Exercise prompt:
Search the material for "text" and show all lines that contain it.

Records provided:
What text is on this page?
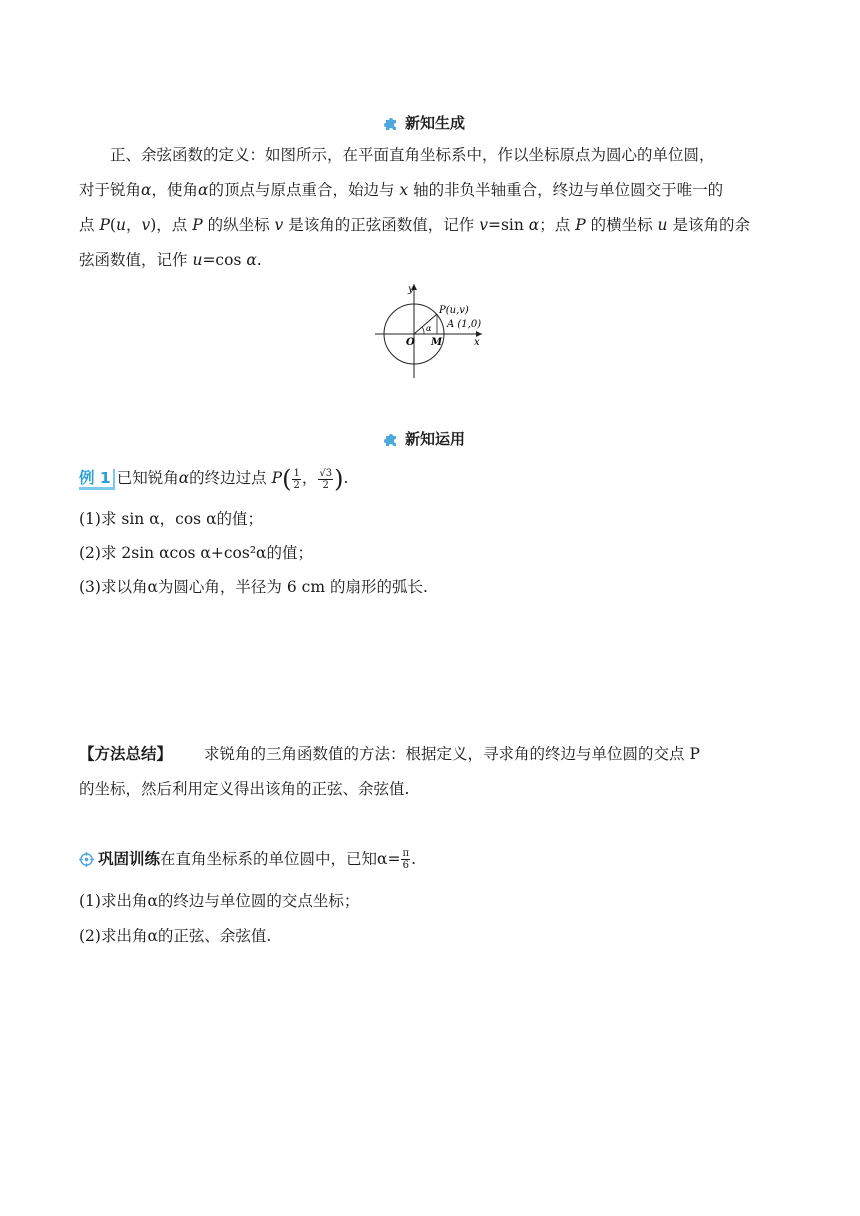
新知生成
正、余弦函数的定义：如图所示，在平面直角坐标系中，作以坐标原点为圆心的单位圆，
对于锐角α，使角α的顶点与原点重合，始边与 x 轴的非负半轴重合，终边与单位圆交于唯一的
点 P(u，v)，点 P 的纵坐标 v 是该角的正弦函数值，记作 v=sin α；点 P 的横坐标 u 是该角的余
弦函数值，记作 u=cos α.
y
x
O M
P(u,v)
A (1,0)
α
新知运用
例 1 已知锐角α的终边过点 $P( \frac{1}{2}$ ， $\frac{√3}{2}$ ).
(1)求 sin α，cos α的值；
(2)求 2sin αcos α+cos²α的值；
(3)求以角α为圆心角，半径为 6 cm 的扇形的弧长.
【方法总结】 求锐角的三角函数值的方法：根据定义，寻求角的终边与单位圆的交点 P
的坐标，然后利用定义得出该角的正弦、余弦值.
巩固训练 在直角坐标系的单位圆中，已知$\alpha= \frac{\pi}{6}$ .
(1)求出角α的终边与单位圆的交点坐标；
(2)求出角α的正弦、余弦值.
==
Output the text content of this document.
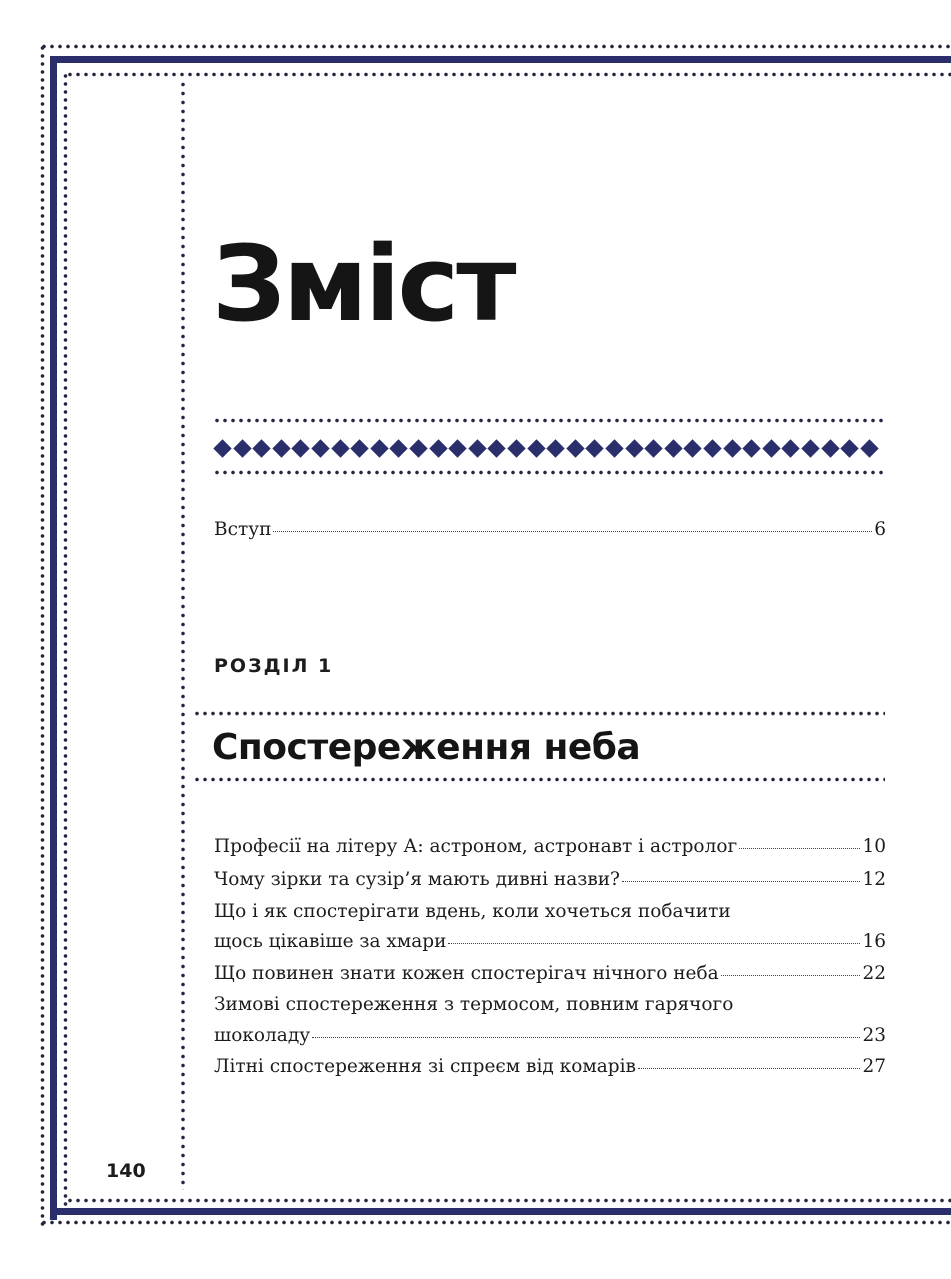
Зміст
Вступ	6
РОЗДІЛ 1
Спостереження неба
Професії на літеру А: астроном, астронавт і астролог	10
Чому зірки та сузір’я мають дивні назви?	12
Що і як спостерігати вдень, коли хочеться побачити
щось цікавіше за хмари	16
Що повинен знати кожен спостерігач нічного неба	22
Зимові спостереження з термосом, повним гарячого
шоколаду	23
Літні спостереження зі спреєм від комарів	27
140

Task output:
What text is on this page?
Output the text content of this document.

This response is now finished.